> **DATA SECTION**:
-- Start --

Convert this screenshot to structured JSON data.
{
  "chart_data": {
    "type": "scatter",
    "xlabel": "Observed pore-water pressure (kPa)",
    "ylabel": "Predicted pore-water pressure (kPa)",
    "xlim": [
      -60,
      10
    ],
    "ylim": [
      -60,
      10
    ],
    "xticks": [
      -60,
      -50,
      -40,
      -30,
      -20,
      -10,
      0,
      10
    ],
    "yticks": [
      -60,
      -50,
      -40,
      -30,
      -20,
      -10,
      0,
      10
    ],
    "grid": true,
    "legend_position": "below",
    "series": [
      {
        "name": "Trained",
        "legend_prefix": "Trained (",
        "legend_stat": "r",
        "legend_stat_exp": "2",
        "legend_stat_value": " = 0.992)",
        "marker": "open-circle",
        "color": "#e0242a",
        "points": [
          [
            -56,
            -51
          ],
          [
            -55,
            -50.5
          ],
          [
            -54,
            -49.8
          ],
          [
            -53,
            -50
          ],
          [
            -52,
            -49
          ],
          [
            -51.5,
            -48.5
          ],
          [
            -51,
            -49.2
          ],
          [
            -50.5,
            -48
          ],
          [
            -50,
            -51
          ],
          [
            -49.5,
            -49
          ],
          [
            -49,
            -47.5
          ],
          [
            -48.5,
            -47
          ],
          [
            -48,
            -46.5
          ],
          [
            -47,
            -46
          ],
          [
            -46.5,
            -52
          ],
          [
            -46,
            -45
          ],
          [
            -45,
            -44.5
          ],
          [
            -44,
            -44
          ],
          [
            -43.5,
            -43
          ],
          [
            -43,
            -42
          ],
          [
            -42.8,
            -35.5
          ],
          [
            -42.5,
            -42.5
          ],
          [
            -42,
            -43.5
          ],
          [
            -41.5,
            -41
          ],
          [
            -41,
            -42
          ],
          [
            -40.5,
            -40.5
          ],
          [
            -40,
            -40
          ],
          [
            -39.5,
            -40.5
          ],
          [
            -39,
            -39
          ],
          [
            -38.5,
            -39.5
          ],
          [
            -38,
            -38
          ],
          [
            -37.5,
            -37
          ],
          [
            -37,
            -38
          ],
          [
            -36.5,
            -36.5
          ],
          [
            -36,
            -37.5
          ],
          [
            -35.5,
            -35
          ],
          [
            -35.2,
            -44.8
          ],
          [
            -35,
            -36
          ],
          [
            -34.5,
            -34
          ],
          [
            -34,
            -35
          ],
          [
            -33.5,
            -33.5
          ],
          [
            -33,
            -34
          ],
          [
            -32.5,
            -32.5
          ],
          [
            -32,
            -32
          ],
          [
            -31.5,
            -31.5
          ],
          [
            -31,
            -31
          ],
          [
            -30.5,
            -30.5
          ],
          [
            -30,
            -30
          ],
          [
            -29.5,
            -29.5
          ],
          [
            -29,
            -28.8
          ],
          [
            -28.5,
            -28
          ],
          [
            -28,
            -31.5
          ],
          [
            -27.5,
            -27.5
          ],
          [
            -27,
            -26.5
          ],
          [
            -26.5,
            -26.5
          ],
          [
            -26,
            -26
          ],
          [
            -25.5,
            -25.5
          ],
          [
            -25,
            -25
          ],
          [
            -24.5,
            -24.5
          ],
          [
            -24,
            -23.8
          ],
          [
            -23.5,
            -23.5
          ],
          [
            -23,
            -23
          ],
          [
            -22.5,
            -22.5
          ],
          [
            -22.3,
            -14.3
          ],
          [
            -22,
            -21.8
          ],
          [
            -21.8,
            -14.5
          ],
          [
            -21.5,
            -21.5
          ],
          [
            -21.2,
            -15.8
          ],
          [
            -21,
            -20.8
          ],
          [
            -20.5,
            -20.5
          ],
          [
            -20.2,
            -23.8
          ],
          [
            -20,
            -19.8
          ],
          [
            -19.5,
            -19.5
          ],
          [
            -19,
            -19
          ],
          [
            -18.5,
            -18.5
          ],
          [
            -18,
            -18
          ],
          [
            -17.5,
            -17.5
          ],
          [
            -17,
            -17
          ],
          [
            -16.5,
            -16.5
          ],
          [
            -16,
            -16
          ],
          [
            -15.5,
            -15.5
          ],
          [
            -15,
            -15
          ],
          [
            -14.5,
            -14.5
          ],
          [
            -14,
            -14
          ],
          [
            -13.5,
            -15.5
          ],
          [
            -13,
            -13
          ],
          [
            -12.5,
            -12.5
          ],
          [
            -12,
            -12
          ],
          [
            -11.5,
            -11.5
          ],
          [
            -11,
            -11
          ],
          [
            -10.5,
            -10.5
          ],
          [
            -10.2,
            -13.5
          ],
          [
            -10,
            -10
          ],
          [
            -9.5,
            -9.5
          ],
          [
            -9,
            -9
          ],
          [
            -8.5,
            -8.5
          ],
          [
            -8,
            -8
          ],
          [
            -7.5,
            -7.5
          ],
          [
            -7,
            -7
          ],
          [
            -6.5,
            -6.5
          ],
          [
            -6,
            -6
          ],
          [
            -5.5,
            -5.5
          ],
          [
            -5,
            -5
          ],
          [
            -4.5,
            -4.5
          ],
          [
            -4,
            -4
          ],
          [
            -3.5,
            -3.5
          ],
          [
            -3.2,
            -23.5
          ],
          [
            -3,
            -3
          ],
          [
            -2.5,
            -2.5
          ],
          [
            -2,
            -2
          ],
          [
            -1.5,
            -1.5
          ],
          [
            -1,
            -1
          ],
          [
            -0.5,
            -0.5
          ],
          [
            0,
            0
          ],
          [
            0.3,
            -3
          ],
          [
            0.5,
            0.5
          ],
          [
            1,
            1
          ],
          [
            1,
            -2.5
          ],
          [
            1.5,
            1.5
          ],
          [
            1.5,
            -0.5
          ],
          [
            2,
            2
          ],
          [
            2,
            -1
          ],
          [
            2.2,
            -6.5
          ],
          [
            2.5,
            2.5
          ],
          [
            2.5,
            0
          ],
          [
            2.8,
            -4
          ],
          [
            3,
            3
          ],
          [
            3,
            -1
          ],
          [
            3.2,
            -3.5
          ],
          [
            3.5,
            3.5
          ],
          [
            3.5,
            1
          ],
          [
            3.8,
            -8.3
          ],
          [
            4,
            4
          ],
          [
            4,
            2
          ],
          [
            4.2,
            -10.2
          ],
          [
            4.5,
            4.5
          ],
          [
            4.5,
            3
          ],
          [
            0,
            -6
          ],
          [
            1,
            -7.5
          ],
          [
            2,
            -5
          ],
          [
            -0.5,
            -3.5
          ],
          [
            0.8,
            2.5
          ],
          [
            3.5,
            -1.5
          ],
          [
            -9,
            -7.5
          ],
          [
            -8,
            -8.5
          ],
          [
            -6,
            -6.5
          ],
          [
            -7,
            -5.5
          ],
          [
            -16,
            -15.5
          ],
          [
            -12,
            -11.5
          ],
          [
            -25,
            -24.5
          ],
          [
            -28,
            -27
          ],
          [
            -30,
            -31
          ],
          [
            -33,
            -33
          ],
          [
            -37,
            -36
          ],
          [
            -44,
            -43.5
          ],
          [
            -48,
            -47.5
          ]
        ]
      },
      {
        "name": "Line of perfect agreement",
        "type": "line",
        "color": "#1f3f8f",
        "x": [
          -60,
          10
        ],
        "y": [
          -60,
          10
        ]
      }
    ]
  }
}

-- End --

> **TASK PROMPT**:
Transcribe each record exactly. Leave nothing out.

> **RESULT FOR THIS TASK**:
Convert this screenshot to structured JSON data.
{
  "chart_data": {
    "type": "scatter",
    "xlabel": "Observed pore-water pressure (kPa)",
    "ylabel": "Predicted pore-water pressure (kPa)",
    "xlim": [
      -60,
      10
    ],
    "ylim": [
      -60,
      10
    ],
    "xticks": [
      -60,
      -50,
      -40,
      -30,
      -20,
      -10,
      0,
      10
    ],
    "yticks": [
      -60,
      -50,
      -40,
      -30,
      -20,
      -10,
      0,
      10
    ],
    "grid": true,
    "legend_position": "below",
    "series": [
      {
        "name": "Trained",
        "legend_prefix": "Trained (",
        "legend_stat": "r",
        "legend_stat_exp": "2",
        "legend_stat_value": " = 0.992)",
        "marker": "open-circle",
        "color": "#e0242a",
        "points": [
          [
            -56,
            -51
          ],
          [
            -55,
            -50.5
          ],
          [
            -54,
            -49.8
          ],
          [
            -53,
            -50
          ],
          [
            -52,
            -49
          ],
          [
            -51.5,
            -48.5
          ],
          [
            -51,
            -49.2
          ],
          [
            -50.5,
            -48
          ],
          [
            -50,
            -51
          ],
          [
            -49.5,
            -49
          ],
          [
            -49,
            -47.5
          ],
          [
            -48.5,
            -47
          ],
          [
            -48,
            -46.5
          ],
          [
            -47,
            -46
          ],
          [
            -46.5,
            -52
          ],
          [
            -46,
            -45
          ],
          [
            -45,
            -44.5
          ],
          [
            -44,
            -44
          ],
          [
            -43.5,
            -43
          ],
          [
            -43,
            -42
          ],
          [
            -42.8,
            -35.5
          ],
          [
            -42.5,
            -42.5
          ],
          [
            -42,
            -43.5
          ],
          [
            -41.5,
            -41
          ],
          [
            -41,
            -42
          ],
          [
            -40.5,
            -40.5
          ],
          [
            -40,
            -40
          ],
          [
            -39.5,
            -40.5
          ],
          [
            -39,
            -39
          ],
          [
            -38.5,
            -39.5
          ],
          [
            -38,
            -38
          ],
          [
            -37.5,
            -37
          ],
          [
            -37,
            -38
          ],
          [
            -36.5,
            -36.5
          ],
          [
            -36,
            -37.5
          ],
          [
            -35.5,
            -35
          ],
          [
            -35.2,
            -44.8
          ],
          [
            -35,
            -36
          ],
          [
            -34.5,
            -34
          ],
          [
            -34,
            -35
          ],
          [
            -33.5,
            -33.5
          ],
          [
            -33,
            -34
          ],
          [
            -32.5,
            -32.5
          ],
          [
            -32,
            -32
          ],
          [
            -31.5,
            -31.5
          ],
          [
            -31,
            -31
          ],
          [
            -30.5,
            -30.5
          ],
          [
            -30,
            -30
          ],
          [
            -29.5,
            -29.5
          ],
          [
            -29,
            -28.8
          ],
          [
            -28.5,
            -28
          ],
          [
            -28,
            -31.5
          ],
          [
            -27.5,
            -27.5
          ],
          [
            -27,
            -26.5
          ],
          [
            -26.5,
            -26.5
          ],
          [
            -26,
            -26
          ],
          [
            -25.5,
            -25.5
          ],
          [
            -25,
            -25
          ],
          [
            -24.5,
            -24.5
          ],
          [
            -24,
            -23.8
          ],
          [
            -23.5,
            -23.5
          ],
          [
            -23,
            -23
          ],
          [
            -22.5,
            -22.5
          ],
          [
            -22.3,
            -14.3
          ],
          [
            -22,
            -21.8
          ],
          [
            -21.8,
            -14.5
          ],
          [
            -21.5,
            -21.5
          ],
          [
            -21.2,
            -15.8
          ],
          [
            -21,
            -20.8
          ],
          [
            -20.5,
            -20.5
          ],
          [
            -20.2,
            -23.8
          ],
          [
            -20,
            -19.8
          ],
          [
            -19.5,
            -19.5
          ],
          [
            -19,
            -19
          ],
          [
            -18.5,
            -18.5
          ],
          [
            -18,
            -18
          ],
          [
            -17.5,
            -17.5
          ],
          [
            -17,
            -17
          ],
          [
            -16.5,
            -16.5
          ],
          [
            -16,
            -16
          ],
          [
            -15.5,
            -15.5
          ],
          [
            -15,
            -15
          ],
          [
            -14.5,
            -14.5
          ],
          [
            -14,
            -14
          ],
          [
            -13.5,
            -15.5
          ],
          [
            -13,
            -13
          ],
          [
            -12.5,
            -12.5
          ],
          [
            -12,
            -12
          ],
          [
            -11.5,
            -11.5
          ],
          [
            -11,
            -11
          ],
          [
            -10.5,
            -10.5
          ],
          [
            -10.2,
            -13.5
          ],
          [
            -10,
            -10
          ],
          [
            -9.5,
            -9.5
          ],
          [
            -9,
            -9
          ],
          [
            -8.5,
            -8.5
          ],
          [
            -8,
            -8
          ],
          [
            -7.5,
            -7.5
          ],
          [
            -7,
            -7
          ],
          [
            -6.5,
            -6.5
          ],
          [
            -6,
            -6
          ],
          [
            -5.5,
            -5.5
          ],
          [
            -5,
            -5
          ],
          [
            -4.5,
            -4.5
          ],
          [
            -4,
            -4
          ],
          [
            -3.5,
            -3.5
          ],
          [
            -3.2,
            -23.5
          ],
          [
            -3,
            -3
          ],
          [
            -2.5,
            -2.5
          ],
          [
            -2,
            -2
          ],
          [
            -1.5,
            -1.5
          ],
          [
            -1,
            -1
          ],
          [
            -0.5,
            -0.5
          ],
          [
            0,
            0
          ],
          [
            0.3,
            -3
          ],
          [
            0.5,
            0.5
          ],
          [
            1,
            1
          ],
          [
            1,
            -2.5
          ],
          [
            1.5,
            1.5
          ],
          [
            1.5,
            -0.5
          ],
          [
            2,
            2
          ],
          [
            2,
            -1
          ],
          [
            2.2,
            -6.5
          ],
          [
            2.5,
            2.5
          ],
          [
            2.5,
            0
          ],
          [
            2.8,
            -4
          ],
          [
            3,
            3
          ],
          [
            3,
            -1
          ],
          [
            3.2,
            -3.5
          ],
          [
            3.5,
            3.5
          ],
          [
            3.5,
            1
          ],
          [
            3.8,
            -8.3
          ],
          [
            4,
            4
          ],
          [
            4,
            2
          ],
          [
            4.2,
            -10.2
          ],
          [
            4.5,
            4.5
          ],
          [
            4.5,
            3
          ],
          [
            0,
            -6
          ],
          [
            1,
            -7.5
          ],
          [
            2,
            -5
          ],
          [
            -0.5,
            -3.5
          ],
          [
            0.8,
            2.5
          ],
          [
            3.5,
            -1.5
          ],
          [
            -9,
            -7.5
          ],
          [
            -8,
            -8.5
          ],
          [
            -6,
            -6.5
          ],
          [
            -7,
            -5.5
          ],
          [
            -16,
            -15.5
          ],
          [
            -12,
            -11.5
          ],
          [
            -25,
            -24.5
          ],
          [
            -28,
            -27
          ],
          [
            -30,
            -31
          ],
          [
            -33,
            -33
          ],
          [
            -37,
            -36
          ],
          [
            -44,
            -43.5
          ],
          [
            -48,
            -47.5
          ]
        ]
      },
      {
        "name": "Line of perfect agreement",
        "type": "line",
        "color": "#1f3f8f",
        "x": [
          -60,
          10
        ],
        "y": [
          -60,
          10
        ]
      }
    ]
  }
}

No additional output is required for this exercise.